WRITTEN EXERCISE
Locate all lines in the data below that hold "PieVectTableInit" and show them.

Entries taken from a collection:
begin

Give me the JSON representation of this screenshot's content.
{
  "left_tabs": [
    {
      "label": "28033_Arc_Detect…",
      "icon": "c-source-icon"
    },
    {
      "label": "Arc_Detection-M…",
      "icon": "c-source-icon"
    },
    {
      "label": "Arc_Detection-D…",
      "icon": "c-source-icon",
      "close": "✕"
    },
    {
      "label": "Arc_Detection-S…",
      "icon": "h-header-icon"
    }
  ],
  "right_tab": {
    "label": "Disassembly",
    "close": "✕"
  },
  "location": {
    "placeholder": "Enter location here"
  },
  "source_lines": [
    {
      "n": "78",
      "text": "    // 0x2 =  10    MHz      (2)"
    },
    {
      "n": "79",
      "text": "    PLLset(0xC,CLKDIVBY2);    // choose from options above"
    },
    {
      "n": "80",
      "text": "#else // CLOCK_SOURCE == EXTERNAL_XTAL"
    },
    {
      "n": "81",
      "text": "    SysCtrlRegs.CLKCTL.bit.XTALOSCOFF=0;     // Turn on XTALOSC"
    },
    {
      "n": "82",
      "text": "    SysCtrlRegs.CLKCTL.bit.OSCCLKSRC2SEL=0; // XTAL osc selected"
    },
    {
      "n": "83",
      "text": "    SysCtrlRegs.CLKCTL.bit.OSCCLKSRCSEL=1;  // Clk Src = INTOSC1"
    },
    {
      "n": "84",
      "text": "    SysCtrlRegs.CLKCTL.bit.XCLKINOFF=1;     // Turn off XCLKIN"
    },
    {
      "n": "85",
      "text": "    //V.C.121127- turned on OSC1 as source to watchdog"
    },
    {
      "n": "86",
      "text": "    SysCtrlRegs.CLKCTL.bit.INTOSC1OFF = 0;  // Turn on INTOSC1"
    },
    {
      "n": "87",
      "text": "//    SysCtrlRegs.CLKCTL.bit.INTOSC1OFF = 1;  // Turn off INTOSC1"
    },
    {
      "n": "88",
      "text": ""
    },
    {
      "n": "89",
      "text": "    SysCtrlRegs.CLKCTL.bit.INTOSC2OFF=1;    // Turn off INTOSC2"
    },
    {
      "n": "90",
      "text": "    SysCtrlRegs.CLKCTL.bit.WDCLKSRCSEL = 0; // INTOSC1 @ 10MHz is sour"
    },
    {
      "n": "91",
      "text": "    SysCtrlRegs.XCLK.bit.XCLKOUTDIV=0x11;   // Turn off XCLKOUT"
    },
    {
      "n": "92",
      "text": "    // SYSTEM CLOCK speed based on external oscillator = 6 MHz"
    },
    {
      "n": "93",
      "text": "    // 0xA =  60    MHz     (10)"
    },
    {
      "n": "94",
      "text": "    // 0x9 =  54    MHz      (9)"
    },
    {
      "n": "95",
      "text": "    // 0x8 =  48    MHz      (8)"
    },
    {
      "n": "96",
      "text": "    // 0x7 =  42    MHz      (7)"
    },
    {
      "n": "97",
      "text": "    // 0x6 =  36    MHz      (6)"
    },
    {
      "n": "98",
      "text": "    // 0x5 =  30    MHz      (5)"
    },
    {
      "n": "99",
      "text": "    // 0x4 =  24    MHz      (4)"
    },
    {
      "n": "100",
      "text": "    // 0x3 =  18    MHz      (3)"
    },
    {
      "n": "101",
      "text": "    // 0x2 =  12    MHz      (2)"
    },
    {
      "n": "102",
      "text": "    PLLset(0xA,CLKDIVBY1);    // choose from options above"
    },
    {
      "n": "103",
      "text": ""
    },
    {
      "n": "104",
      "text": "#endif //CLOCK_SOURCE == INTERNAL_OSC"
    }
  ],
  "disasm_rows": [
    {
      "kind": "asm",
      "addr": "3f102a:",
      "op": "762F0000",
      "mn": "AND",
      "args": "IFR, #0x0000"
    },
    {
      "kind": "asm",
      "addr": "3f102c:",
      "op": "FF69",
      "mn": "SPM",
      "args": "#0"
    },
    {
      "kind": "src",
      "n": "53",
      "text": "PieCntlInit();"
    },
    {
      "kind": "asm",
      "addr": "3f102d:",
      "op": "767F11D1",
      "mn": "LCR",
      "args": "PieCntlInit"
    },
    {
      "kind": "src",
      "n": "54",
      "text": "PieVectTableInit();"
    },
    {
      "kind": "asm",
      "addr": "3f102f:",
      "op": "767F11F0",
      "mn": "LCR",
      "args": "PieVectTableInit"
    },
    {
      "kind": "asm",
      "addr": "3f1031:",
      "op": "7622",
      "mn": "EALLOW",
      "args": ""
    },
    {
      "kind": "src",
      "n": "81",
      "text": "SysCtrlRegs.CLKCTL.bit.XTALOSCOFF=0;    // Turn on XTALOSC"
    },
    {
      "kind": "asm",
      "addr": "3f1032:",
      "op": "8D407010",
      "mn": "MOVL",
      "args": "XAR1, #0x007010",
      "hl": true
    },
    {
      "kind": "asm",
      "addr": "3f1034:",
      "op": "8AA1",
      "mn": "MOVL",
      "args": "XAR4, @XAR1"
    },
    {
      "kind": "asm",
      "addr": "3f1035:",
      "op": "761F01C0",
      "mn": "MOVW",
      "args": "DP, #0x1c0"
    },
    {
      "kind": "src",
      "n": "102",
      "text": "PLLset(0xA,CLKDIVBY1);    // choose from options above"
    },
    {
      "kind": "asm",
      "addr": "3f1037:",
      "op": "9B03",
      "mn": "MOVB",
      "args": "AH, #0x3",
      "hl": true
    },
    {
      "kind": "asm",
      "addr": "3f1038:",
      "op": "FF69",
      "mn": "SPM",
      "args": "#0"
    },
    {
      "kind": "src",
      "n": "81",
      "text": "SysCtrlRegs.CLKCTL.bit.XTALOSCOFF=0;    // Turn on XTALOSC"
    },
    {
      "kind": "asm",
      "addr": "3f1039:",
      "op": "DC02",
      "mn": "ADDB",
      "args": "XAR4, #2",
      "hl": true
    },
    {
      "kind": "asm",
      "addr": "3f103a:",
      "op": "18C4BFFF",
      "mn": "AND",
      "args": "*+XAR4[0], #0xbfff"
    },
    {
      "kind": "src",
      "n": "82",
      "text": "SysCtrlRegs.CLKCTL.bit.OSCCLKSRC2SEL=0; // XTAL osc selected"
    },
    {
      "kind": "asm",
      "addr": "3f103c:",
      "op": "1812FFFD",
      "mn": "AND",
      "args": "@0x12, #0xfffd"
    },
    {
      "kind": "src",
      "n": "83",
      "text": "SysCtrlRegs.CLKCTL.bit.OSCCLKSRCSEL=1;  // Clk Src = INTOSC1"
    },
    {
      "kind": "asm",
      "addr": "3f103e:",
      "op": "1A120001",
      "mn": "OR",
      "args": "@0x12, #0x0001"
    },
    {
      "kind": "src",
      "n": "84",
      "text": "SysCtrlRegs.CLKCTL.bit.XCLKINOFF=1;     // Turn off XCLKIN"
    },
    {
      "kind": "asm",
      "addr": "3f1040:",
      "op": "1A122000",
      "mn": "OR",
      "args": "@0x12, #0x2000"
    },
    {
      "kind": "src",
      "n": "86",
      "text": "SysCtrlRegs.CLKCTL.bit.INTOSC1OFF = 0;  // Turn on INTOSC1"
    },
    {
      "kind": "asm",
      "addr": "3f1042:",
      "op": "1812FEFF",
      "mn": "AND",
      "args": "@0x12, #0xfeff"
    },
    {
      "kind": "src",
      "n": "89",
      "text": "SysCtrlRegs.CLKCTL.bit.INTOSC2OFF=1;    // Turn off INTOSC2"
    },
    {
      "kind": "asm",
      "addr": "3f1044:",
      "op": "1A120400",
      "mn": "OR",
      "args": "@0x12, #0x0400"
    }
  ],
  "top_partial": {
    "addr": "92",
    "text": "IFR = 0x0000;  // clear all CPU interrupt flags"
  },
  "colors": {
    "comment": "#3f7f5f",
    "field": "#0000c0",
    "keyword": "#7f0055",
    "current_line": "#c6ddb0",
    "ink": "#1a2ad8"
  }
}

end

SOLUTION TO THIS TASK
      "text": "PieVectTableInit();"
      "args": "PieVectTableInit"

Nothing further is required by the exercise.